A run of records:
════════

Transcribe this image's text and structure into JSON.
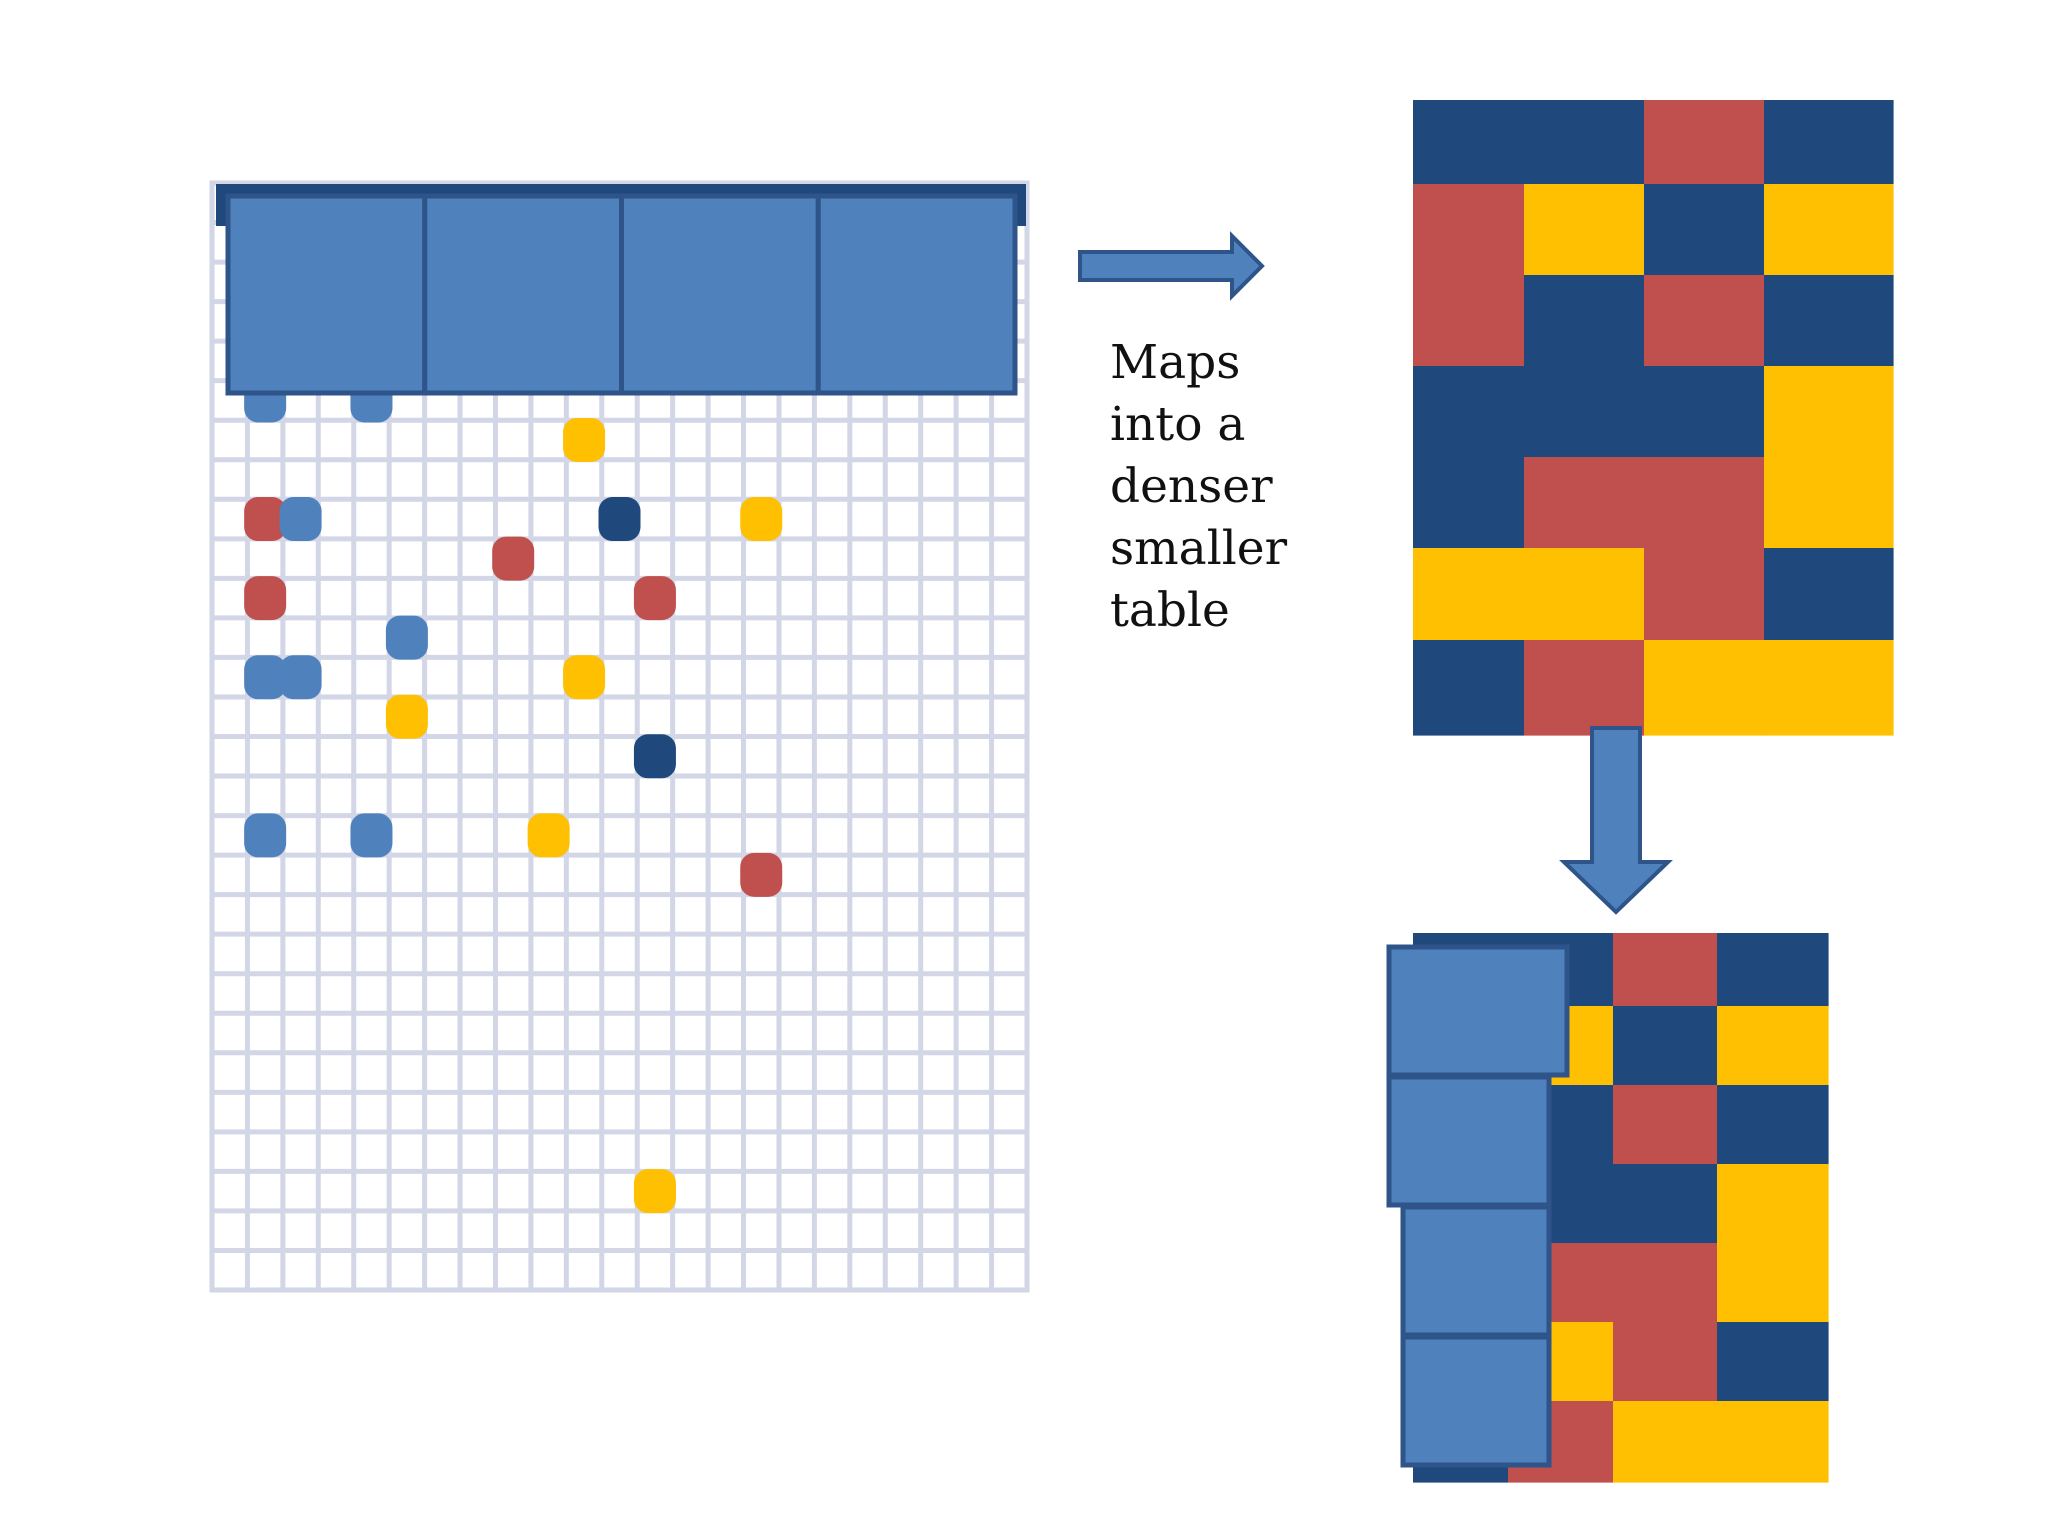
{
  "caption": [
    "Maps",
    "into a",
    "denser",
    "smaller",
    "table"
  ],
  "colors": {
    "grid_line": "#d2d6e6",
    "light_blue": "#4f81bd",
    "dark_blue": "#1f497d",
    "red": "#c0504d",
    "yellow": "#fec000",
    "block_border": "#2e548a"
  },
  "sparse_table": {
    "cols": 23,
    "rows": 28,
    "header_blocks": 4,
    "points": [
      {
        "col": 1,
        "row": 5,
        "color": "light_blue"
      },
      {
        "col": 4,
        "row": 5,
        "color": "light_blue"
      },
      {
        "col": 10,
        "row": 6,
        "color": "yellow"
      },
      {
        "col": 1,
        "row": 8,
        "color": "red"
      },
      {
        "col": 2,
        "row": 8,
        "color": "light_blue"
      },
      {
        "col": 11,
        "row": 8,
        "color": "dark_blue"
      },
      {
        "col": 15,
        "row": 8,
        "color": "yellow"
      },
      {
        "col": 8,
        "row": 9,
        "color": "red"
      },
      {
        "col": 1,
        "row": 10,
        "color": "red"
      },
      {
        "col": 12,
        "row": 10,
        "color": "red"
      },
      {
        "col": 5,
        "row": 11,
        "color": "light_blue"
      },
      {
        "col": 1,
        "row": 12,
        "color": "light_blue"
      },
      {
        "col": 2,
        "row": 12,
        "color": "light_blue"
      },
      {
        "col": 10,
        "row": 12,
        "color": "yellow"
      },
      {
        "col": 5,
        "row": 13,
        "color": "yellow"
      },
      {
        "col": 12,
        "row": 14,
        "color": "dark_blue"
      },
      {
        "col": 1,
        "row": 16,
        "color": "light_blue"
      },
      {
        "col": 4,
        "row": 16,
        "color": "light_blue"
      },
      {
        "col": 9,
        "row": 16,
        "color": "yellow"
      },
      {
        "col": 15,
        "row": 17,
        "color": "red"
      },
      {
        "col": 12,
        "row": 25,
        "color": "yellow"
      }
    ]
  },
  "dense_table": {
    "cols": 4,
    "cells": [
      [
        "dark_blue",
        "dark_blue",
        "red",
        "dark_blue"
      ],
      [
        "red",
        "yellow",
        "dark_blue",
        "yellow"
      ],
      [
        "red",
        "dark_blue",
        "red",
        "dark_blue"
      ],
      [
        "dark_blue",
        "dark_blue",
        "dark_blue",
        "yellow"
      ],
      [
        "dark_blue",
        "red",
        "red",
        "yellow"
      ],
      [
        "yellow",
        "yellow",
        "red",
        "dark_blue"
      ],
      [
        "dark_blue",
        "red",
        "yellow",
        "yellow"
      ]
    ]
  },
  "bottom_table": {
    "cols": 4,
    "side_blocks": 4,
    "cells": [
      [
        "dark_blue",
        "dark_blue",
        "red",
        "dark_blue"
      ],
      [
        "red",
        "yellow",
        "dark_blue",
        "yellow"
      ],
      [
        "red",
        "dark_blue",
        "red",
        "dark_blue"
      ],
      [
        "dark_blue",
        "dark_blue",
        "dark_blue",
        "yellow"
      ],
      [
        "dark_blue",
        "red",
        "red",
        "yellow"
      ],
      [
        "yellow",
        "yellow",
        "red",
        "dark_blue"
      ],
      [
        "dark_blue",
        "red",
        "yellow",
        "yellow"
      ]
    ]
  }
}
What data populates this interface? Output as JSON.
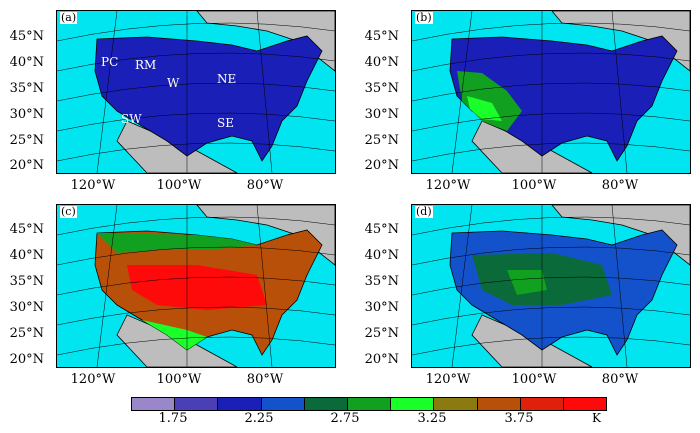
{
  "panels": [
    {
      "tag": "(a)",
      "regions": [
        "PC",
        "RM",
        "W",
        "NE",
        "SW",
        "SE"
      ]
    },
    {
      "tag": "(b)",
      "regions": []
    },
    {
      "tag": "(c)",
      "regions": []
    },
    {
      "tag": "(d)",
      "regions": []
    }
  ],
  "lat_labels": [
    "45°N",
    "40°N",
    "35°N",
    "30°N",
    "25°N",
    "20°N"
  ],
  "lon_labels": [
    "120°W",
    "100°W",
    "80°W"
  ],
  "colorbar": {
    "colors": [
      "#9a87c9",
      "#4a3fb5",
      "#1a1fb8",
      "#1452cc",
      "#0a6a3a",
      "#12a020",
      "#1aff2a",
      "#8a7a10",
      "#b8500a",
      "#e0200a",
      "#ff0a0a"
    ],
    "tick_labels": [
      "1.75",
      "2.25",
      "2.75",
      "3.25",
      "3.75"
    ],
    "unit": "K"
  },
  "colors": {
    "ocean": "#00e5ef",
    "land_other": "#bdbdbd",
    "border": "#000000"
  }
}
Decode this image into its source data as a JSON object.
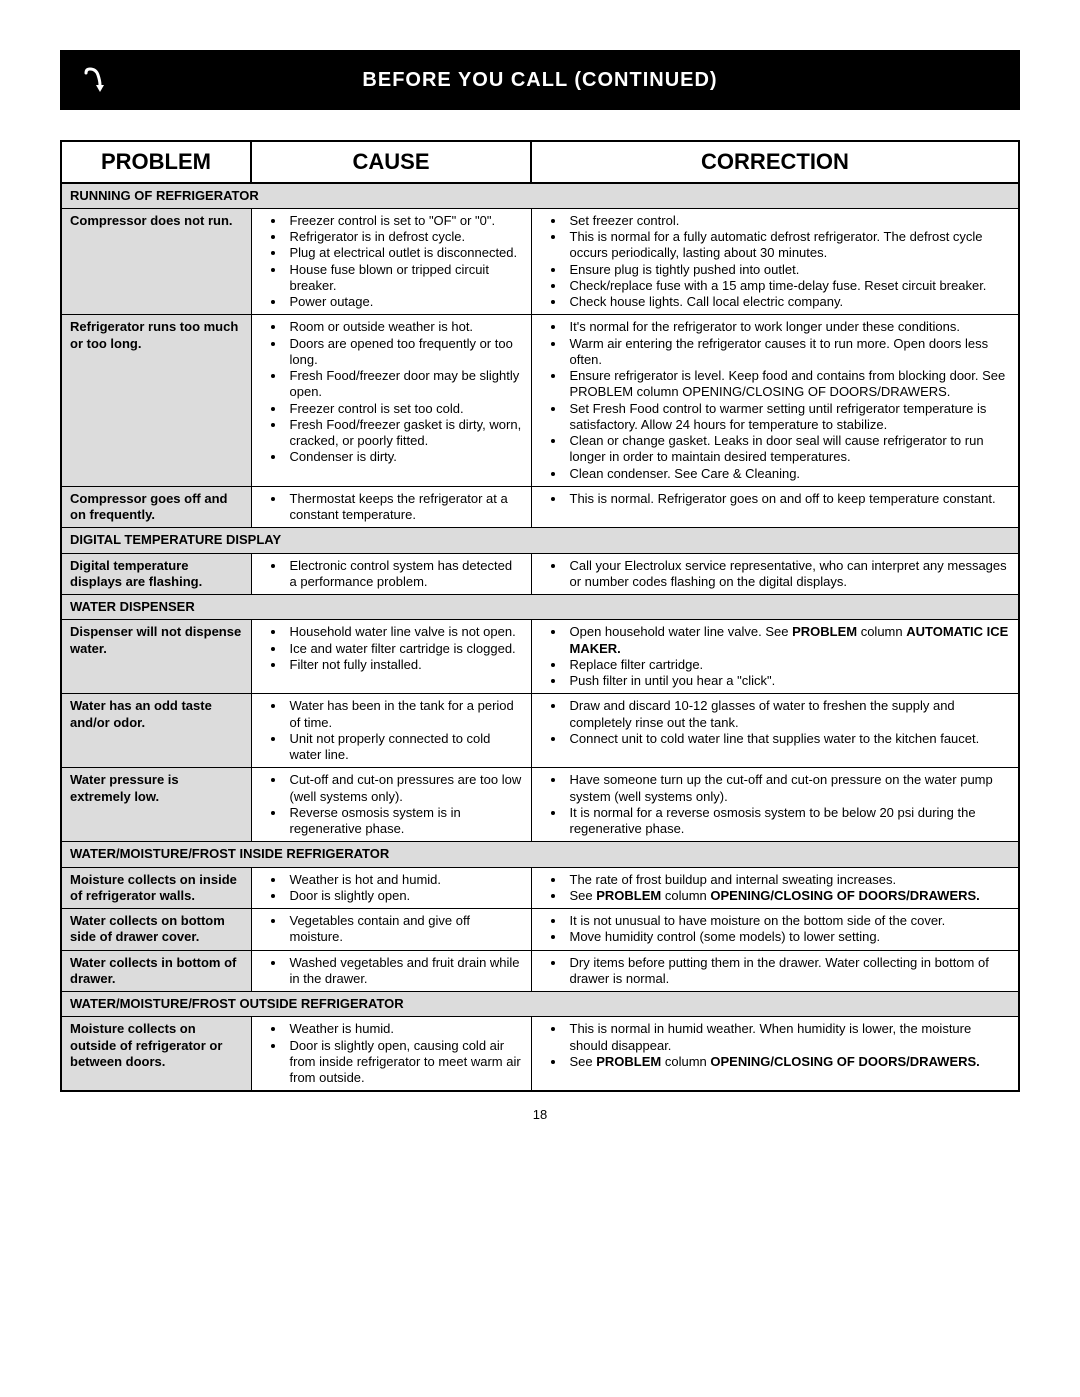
{
  "header": {
    "title": "BEFORE YOU CALL (CONTINUED)",
    "icon_name": "hook-arrow-icon"
  },
  "colors": {
    "header_bg": "#000000",
    "header_fg": "#ffffff",
    "section_bg": "#dcdcdc",
    "border": "#000000",
    "page_bg": "#ffffff"
  },
  "columns": {
    "problem": "PROBLEM",
    "cause": "CAUSE",
    "correction": "CORRECTION"
  },
  "page_number": "18",
  "sections": [
    {
      "title": "RUNNING OF REFRIGERATOR",
      "rows": [
        {
          "problem": "Compressor does not run.",
          "causes": [
            "Freezer control is set to \"OF\" or \"0\".",
            "Refrigerator is in defrost cycle.",
            "Plug at electrical outlet is disconnected.",
            "House fuse blown or tripped circuit breaker.",
            "Power outage."
          ],
          "corrections": [
            "Set freezer control.",
            "This is normal for a fully automatic defrost refrigerator. The defrost cycle occurs periodically, lasting about 30 minutes.",
            "Ensure plug is tightly pushed into outlet.",
            "Check/replace fuse with a 15 amp time-delay fuse.  Reset circuit breaker.",
            "Check house lights.  Call local electric company."
          ]
        },
        {
          "problem": "Refrigerator runs too much or too long.",
          "causes": [
            "Room or outside weather is hot.",
            "Doors are opened too frequently or too long.",
            "Fresh Food/freezer door may be slightly open.",
            "Freezer control is set too cold.",
            "Fresh Food/freezer gasket is dirty, worn, cracked, or poorly fitted.",
            "Condenser is dirty."
          ],
          "corrections": [
            "It's normal for the refrigerator to work longer under these conditions.",
            "Warm air entering the refrigerator causes it to run more. Open doors less often.",
            "Ensure refrigerator is level.  Keep food and contains from blocking door.  See PROBLEM column OPENING/CLOSING OF DOORS/DRAWERS.",
            "Set Fresh Food control to warmer setting until refrigerator temperature is satisfactory.  Allow 24 hours for temperature to stabilize.",
            "Clean or change gasket.  Leaks in door seal will cause refrigerator to run longer in order to maintain desired temperatures.",
            "Clean condenser.  See Care & Cleaning."
          ]
        },
        {
          "problem": "Compressor goes off and on frequently.",
          "causes": [
            "Thermostat keeps the refrigerator at a constant temperature."
          ],
          "corrections": [
            "This is normal.  Refrigerator goes on and off to keep temperature constant."
          ]
        }
      ]
    },
    {
      "title": "DIGITAL TEMPERATURE DISPLAY",
      "rows": [
        {
          "problem": "Digital temperature displays are flashing.",
          "causes": [
            "Electronic control system has detected a performance problem."
          ],
          "corrections": [
            "Call your Electrolux service representative, who can interpret any messages or number codes flashing on the digital displays."
          ]
        }
      ]
    },
    {
      "title": "WATER DISPENSER",
      "rows": [
        {
          "problem": "Dispenser will not dispense water.",
          "causes": [
            "Household water line valve is not open.",
            "Ice and water filter cartridge is clogged.",
            "Filter not fully installed."
          ],
          "corrections_html": "<li>Open household water line valve.  See <b>PROBLEM</b> column <b>AUTOMATIC ICE MAKER.</b></li><li>Replace filter cartridge.</li><li>Push filter in until you hear a \"click\".</li>"
        },
        {
          "problem": "Water has an odd taste and/or odor.",
          "causes": [
            "Water has been in the tank for a period of time.",
            "Unit not properly connected to cold water line."
          ],
          "corrections": [
            "Draw and discard 10-12 glasses of water to freshen the supply and completely rinse out the tank.",
            "Connect unit to cold water line that supplies water to the kitchen faucet."
          ]
        },
        {
          "problem": "Water pressure is extremely low.",
          "causes": [
            "Cut-off and cut-on pressures are too low (well systems only).",
            "Reverse osmosis system is in regenerative phase."
          ],
          "corrections": [
            "Have someone turn up the cut-off and cut-on pressure on the water pump system (well systems only).",
            "It is normal for a reverse osmosis system to be below 20 psi during the regenerative phase."
          ]
        }
      ]
    },
    {
      "title": "WATER/MOISTURE/FROST INSIDE REFRIGERATOR",
      "rows": [
        {
          "problem": "Moisture collects on inside of refrigerator walls.",
          "causes": [
            "Weather is hot and humid.",
            "Door is slightly open."
          ],
          "corrections_html": "<li>The rate of frost buildup and internal sweating increases.</li><li>See <b>PROBLEM</b> column <b>OPENING/CLOSING OF DOORS/DRAWERS.</b></li>"
        },
        {
          "problem": "Water collects on bottom side of drawer cover.",
          "causes": [
            "Vegetables contain and give off moisture."
          ],
          "corrections": [
            "It is not unusual to have moisture on the bottom side of the cover.",
            "Move humidity control (some models) to lower setting."
          ]
        },
        {
          "problem": "Water collects in bottom of drawer.",
          "causes": [
            "Washed vegetables and fruit drain while in the drawer."
          ],
          "corrections": [
            "Dry items before putting them in the drawer.  Water collecting in bottom of drawer is normal."
          ]
        }
      ]
    },
    {
      "title": "WATER/MOISTURE/FROST OUTSIDE REFRIGERATOR",
      "rows": [
        {
          "problem": "Moisture collects on outside of refrigerator or between doors.",
          "causes": [
            "Weather is humid.",
            "Door is slightly open, causing cold air from inside refrigerator to meet warm air from outside."
          ],
          "corrections_html": "<li>This is normal in humid weather.  When humidity is lower, the moisture should disappear.</li><li>See <b>PROBLEM</b> column <b>OPENING/CLOSING OF DOORS/DRAWERS.</b></li>"
        }
      ]
    }
  ]
}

════════

EXERCISE AIM: Give only the number of lines in the material above where the string "breaker" appears.

FINISHED ANSWER: 2